Extract and list every line that contains the word "natijalar".
↓
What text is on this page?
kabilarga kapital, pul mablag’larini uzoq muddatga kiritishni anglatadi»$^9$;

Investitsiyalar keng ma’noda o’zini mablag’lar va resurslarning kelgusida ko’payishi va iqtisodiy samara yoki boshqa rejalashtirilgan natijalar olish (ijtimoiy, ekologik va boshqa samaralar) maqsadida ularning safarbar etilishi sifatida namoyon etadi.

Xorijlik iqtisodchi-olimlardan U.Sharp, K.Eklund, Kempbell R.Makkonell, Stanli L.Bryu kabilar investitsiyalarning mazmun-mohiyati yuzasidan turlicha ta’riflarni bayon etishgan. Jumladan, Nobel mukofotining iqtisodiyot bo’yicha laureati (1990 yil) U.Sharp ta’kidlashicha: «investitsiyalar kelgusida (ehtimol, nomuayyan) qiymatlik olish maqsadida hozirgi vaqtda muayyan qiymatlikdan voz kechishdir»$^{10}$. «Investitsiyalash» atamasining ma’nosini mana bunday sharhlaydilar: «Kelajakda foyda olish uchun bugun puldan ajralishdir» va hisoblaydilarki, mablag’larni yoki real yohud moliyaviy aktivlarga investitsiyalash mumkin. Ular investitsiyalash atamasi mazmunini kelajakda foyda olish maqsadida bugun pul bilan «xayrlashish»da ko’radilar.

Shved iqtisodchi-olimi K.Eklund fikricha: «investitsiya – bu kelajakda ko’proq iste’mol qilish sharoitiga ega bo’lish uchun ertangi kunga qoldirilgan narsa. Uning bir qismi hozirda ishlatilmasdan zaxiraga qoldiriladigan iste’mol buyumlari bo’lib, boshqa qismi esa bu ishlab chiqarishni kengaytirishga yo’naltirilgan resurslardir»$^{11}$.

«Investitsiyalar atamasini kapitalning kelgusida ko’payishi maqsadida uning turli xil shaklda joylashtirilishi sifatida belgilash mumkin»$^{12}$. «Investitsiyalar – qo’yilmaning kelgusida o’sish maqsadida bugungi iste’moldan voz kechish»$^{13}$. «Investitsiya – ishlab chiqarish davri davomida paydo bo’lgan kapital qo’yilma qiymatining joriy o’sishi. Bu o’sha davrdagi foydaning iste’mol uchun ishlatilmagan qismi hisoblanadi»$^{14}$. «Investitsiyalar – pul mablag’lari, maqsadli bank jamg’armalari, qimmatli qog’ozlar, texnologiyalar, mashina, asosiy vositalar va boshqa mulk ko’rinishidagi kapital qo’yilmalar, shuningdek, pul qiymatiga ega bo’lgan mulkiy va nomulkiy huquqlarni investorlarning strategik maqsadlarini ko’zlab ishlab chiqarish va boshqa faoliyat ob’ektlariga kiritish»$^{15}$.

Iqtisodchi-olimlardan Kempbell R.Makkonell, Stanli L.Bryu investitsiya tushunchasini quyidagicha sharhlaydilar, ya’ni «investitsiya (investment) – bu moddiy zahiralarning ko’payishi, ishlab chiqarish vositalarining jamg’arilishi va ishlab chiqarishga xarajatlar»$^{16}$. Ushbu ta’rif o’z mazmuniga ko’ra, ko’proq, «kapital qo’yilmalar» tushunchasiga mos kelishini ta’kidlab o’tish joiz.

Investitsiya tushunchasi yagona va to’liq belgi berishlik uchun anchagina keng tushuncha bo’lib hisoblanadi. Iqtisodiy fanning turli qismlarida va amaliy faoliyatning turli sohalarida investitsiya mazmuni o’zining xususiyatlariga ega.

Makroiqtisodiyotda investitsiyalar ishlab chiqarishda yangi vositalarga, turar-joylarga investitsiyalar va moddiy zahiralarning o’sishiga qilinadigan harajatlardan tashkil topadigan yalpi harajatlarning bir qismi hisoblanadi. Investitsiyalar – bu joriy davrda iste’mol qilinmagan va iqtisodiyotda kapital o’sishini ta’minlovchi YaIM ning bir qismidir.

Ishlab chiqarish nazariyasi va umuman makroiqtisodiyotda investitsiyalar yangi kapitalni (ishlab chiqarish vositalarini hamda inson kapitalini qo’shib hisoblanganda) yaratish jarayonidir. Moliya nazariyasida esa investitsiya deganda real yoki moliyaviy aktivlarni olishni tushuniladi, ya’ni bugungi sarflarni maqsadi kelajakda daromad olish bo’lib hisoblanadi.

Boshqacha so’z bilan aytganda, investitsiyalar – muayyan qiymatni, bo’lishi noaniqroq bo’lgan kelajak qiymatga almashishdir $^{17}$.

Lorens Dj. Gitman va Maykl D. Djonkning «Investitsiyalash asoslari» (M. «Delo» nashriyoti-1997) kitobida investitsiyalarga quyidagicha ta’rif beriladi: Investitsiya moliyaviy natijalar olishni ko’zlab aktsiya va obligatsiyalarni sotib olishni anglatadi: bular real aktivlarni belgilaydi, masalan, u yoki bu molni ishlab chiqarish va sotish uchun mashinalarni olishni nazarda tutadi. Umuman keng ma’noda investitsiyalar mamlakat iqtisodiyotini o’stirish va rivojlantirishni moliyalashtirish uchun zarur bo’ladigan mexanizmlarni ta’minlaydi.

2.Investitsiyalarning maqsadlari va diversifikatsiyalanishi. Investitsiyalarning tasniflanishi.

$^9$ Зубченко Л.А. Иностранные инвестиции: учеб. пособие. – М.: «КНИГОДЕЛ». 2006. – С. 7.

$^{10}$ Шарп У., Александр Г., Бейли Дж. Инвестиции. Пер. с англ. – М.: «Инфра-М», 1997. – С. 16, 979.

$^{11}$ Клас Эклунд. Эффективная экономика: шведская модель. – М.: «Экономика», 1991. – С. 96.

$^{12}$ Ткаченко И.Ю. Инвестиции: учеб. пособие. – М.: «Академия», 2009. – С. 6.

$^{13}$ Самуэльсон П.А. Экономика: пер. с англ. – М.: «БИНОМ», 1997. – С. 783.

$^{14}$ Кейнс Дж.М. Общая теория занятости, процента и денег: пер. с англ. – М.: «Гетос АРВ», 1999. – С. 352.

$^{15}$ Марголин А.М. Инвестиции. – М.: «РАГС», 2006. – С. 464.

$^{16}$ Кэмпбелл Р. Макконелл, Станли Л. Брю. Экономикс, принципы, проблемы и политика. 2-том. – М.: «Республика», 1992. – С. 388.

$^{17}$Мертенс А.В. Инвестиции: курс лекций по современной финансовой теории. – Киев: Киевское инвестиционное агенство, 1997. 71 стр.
↑
* Written solution *
Investitsiyalar keng ma’noda o’zini mablag’lar va resurslarning kelgusida ko’payishi va iqtisodiy samara yoki boshqa rejalashtirilgan natijalar olish (ijtimoiy, ekologik va boshqa samaralar) maqsadida ularning safarbar etilishi sifatida namoyon etadi.
Lorens Dj. Gitman va Maykl D. Djonkning «Investitsiyalash asoslari» (M. «Delo» nashriyoti-1997) kitobida investitsiyalarga quyidagicha ta’rif beriladi: Investitsiya moliyaviy natijalar olishni ko’zlab aktsiya va obligatsiyalarni sotib olishni anglatadi: bular real aktivlarni belgilaydi, masalan, u yoki bu molni ishlab chiqarish va sotish uchun mashinalarni olishni nazarda tutadi. Umuman keng ma’noda investitsiyalar mamlakat iqtisodiyotini o’stirish va rivojlantirishni moliyalashtirish uchun zarur bo’ladigan mexanizmlarni ta’minlaydi.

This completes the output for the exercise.